Transcribe all records exactly.

* **Dataset records**
####
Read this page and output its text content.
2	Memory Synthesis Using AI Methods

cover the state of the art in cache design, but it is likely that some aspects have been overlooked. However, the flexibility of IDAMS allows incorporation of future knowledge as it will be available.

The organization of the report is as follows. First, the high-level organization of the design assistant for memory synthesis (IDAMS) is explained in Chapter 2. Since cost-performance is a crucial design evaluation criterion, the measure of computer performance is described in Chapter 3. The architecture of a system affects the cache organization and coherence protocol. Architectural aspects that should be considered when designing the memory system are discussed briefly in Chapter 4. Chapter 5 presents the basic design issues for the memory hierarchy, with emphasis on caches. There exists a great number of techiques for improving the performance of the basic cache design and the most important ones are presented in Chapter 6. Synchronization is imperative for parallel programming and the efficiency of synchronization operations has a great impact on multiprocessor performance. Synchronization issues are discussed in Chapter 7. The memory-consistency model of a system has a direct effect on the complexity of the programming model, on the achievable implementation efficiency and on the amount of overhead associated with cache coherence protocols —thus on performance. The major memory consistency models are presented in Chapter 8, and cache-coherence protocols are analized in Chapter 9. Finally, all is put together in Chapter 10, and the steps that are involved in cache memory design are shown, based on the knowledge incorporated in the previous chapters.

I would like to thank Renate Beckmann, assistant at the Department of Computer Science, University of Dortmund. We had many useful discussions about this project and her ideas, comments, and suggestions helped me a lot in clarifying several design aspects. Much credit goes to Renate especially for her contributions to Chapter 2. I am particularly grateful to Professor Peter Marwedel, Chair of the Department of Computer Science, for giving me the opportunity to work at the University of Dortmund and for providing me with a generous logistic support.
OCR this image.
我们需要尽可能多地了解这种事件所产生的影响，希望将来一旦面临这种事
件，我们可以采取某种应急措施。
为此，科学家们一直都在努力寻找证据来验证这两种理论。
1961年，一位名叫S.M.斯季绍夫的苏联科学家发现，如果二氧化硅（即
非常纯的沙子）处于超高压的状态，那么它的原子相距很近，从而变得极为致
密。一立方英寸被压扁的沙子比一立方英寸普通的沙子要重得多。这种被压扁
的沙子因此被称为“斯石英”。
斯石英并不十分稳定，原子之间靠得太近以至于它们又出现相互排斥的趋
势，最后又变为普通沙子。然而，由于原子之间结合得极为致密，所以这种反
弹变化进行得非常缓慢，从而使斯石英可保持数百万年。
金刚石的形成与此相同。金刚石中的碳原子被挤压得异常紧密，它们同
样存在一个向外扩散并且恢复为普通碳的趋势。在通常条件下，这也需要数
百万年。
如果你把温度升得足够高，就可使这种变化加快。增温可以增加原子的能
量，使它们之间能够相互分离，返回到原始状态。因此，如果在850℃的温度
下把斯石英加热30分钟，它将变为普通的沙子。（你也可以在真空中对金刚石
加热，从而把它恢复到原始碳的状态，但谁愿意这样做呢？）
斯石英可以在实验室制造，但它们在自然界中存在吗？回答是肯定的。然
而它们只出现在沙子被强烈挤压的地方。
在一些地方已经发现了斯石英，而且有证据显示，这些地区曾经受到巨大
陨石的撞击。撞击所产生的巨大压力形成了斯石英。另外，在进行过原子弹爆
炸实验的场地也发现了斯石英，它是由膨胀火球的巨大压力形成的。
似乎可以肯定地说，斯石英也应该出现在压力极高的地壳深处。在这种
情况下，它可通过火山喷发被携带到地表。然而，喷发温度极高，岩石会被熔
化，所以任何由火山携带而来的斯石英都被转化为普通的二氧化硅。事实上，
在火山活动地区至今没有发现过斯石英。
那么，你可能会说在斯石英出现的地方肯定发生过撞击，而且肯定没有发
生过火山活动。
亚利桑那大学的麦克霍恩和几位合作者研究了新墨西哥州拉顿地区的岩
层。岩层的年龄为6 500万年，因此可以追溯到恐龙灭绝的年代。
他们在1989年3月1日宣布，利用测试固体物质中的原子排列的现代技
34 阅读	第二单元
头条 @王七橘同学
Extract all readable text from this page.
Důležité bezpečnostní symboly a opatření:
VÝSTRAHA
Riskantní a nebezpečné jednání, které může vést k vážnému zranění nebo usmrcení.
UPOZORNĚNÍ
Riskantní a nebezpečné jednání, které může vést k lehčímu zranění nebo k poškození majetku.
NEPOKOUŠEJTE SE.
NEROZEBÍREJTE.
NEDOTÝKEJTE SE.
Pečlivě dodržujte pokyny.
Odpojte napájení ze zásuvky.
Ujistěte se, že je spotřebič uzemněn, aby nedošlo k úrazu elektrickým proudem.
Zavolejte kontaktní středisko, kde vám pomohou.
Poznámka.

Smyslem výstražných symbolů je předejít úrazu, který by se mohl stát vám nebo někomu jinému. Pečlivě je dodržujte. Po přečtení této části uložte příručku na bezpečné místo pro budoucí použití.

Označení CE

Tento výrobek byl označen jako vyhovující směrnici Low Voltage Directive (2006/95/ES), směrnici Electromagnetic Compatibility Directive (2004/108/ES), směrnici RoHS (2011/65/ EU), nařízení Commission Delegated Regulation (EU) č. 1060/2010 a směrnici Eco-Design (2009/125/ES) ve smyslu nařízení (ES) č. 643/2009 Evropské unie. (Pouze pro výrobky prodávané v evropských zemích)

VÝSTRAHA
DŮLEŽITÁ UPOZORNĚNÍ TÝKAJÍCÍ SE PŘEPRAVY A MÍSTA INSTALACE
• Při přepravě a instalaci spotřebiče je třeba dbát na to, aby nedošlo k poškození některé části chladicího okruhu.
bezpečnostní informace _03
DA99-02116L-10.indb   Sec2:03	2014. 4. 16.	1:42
####
* **Result**
Read this page and output its text content.
2	Memory Synthesis Using AI Methods

cover the state of the art in cache design, but it is likely that some aspects have been overlooked. However, the flexibility of IDAMS allows incorporation of future knowledge as it will be available.

The organization of the report is as follows. First, the high-level organization of the design assistant for memory synthesis (IDAMS) is explained in Chapter 2. Since cost-performance is a crucial design evaluation criterion, the measure of computer performance is described in Chapter 3. The architecture of a system affects the cache organization and coherence protocol. Architectural aspects that should be considered when designing the memory system are discussed briefly in Chapter 4. Chapter 5 presents the basic design issues for the memory hierarchy, with emphasis on caches. There exists a great number of techiques for improving the performance of the basic cache design and the most important ones are presented in Chapter 6. Synchronization is imperative for parallel programming and the efficiency of synchronization operations has a great impact on multiprocessor performance. Synchronization issues are discussed in Chapter 7. The memory-consistency model of a system has a direct effect on the complexity of the programming model, on the achievable implementation efficiency and on the amount of overhead associated with cache coherence protocols —thus on performance. The major memory consistency models are presented in Chapter 8, and cache-coherence protocols are analized in Chapter 9. Finally, all is put together in Chapter 10, and the steps that are involved in cache memory design are shown, based on the knowledge incorporated in the previous chapters.

I would like to thank Renate Beckmann, assistant at the Department of Computer Science, University of Dortmund. We had many useful discussions about this project and her ideas, comments, and suggestions helped me a lot in clarifying several design aspects. Much credit goes to Renate especially for her contributions to Chapter 2. I am particularly grateful to Professor Peter Marwedel, Chair of the Department of Computer Science, for giving me the opportunity to work at the University of Dortmund and for providing me with a generous logistic support.
OCR this image.
我们需要尽可能多地了解这种事件所产生的影响，希望将来一旦面临这种事
件，我们可以采取某种应急措施。
为此，科学家们一直都在努力寻找证据来验证这两种理论。
1961年，一位名叫S.M.斯季绍夫的苏联科学家发现，如果二氧化硅（即
非常纯的沙子）处于超高压的状态，那么它的原子相距很近，从而变得极为致
密。一立方英寸被压扁的沙子比一立方英寸普通的沙子要重得多。这种被压扁
的沙子因此被称为“斯石英”。
斯石英并不十分稳定，原子之间靠得太近以至于它们又出现相互排斥的趋
势，最后又变为普通沙子。然而，由于原子之间结合得极为致密，所以这种反
弹变化进行得非常缓慢，从而使斯石英可保持数百万年。
金刚石的形成与此相同。金刚石中的碳原子被挤压得异常紧密，它们同
样存在一个向外扩散并且恢复为普通碳的趋势。在通常条件下，这也需要数
百万年。
如果你把温度升得足够高，就可使这种变化加快。增温可以增加原子的能
量，使它们之间能够相互分离，返回到原始状态。因此，如果在850℃的温度
下把斯石英加热30分钟，它将变为普通的沙子。（你也可以在真空中对金刚石
加热，从而把它恢复到原始碳的状态，但谁愿意这样做呢？）
斯石英可以在实验室制造，但它们在自然界中存在吗？回答是肯定的。然
而它们只出现在沙子被强烈挤压的地方。
在一些地方已经发现了斯石英，而且有证据显示，这些地区曾经受到巨大
陨石的撞击。撞击所产生的巨大压力形成了斯石英。另外，在进行过原子弹爆
炸实验的场地也发现了斯石英，它是由膨胀火球的巨大压力形成的。
似乎可以肯定地说，斯石英也应该出现在压力极高的地壳深处。在这种
情况下，它可通过火山喷发被携带到地表。然而，喷发温度极高，岩石会被熔
化，所以任何由火山携带而来的斯石英都被转化为普通的二氧化硅。事实上，
在火山活动地区至今没有发现过斯石英。
那么，你可能会说在斯石英出现的地方肯定发生过撞击，而且肯定没有发
生过火山活动。
亚利桑那大学的麦克霍恩和几位合作者研究了新墨西哥州拉顿地区的岩
层。岩层的年龄为6 500万年，因此可以追溯到恐龙灭绝的年代。
他们在1989年3月1日宣布，利用测试固体物质中的原子排列的现代技
34 阅读	第二单元
头条 @王七橘同学
Extract all readable text from this page.
Důležité bezpečnostní symboly a opatření:
VÝSTRAHA
Riskantní a nebezpečné jednání, které může vést k vážnému zranění nebo usmrcení.
UPOZORNĚNÍ
Riskantní a nebezpečné jednání, které může vést k lehčímu zranění nebo k poškození majetku.
NEPOKOUŠEJTE SE.
NEROZEBÍREJTE.
NEDOTÝKEJTE SE.
Pečlivě dodržujte pokyny.
Odpojte napájení ze zásuvky.
Ujistěte se, že je spotřebič uzemněn, aby nedošlo k úrazu elektrickým proudem.
Zavolejte kontaktní středisko, kde vám pomohou.
Poznámka.

Smyslem výstražných symbolů je předejít úrazu, který by se mohl stát vám nebo někomu jinému. Pečlivě je dodržujte. Po přečtení této části uložte příručku na bezpečné místo pro budoucí použití.

Označení CE

Tento výrobek byl označen jako vyhovující směrnici Low Voltage Directive (2006/95/ES), směrnici Electromagnetic Compatibility Directive (2004/108/ES), směrnici RoHS (2011/65/ EU), nařízení Commission Delegated Regulation (EU) č. 1060/2010 a směrnici Eco-Design (2009/125/ES) ve smyslu nařízení (ES) č. 643/2009 Evropské unie. (Pouze pro výrobky prodávané v evropských zemích)

VÝSTRAHA
DŮLEŽITÁ UPOZORNĚNÍ TÝKAJÍCÍ SE PŘEPRAVY A MÍSTA INSTALACE
• Při přepravě a instalaci spotřebiče je třeba dbát na to, aby nedošlo k poškození některé části chladicího okruhu.
bezpečnostní informace _03
DA99-02116L-10.indb   Sec2:03	2014. 4. 16.	1:42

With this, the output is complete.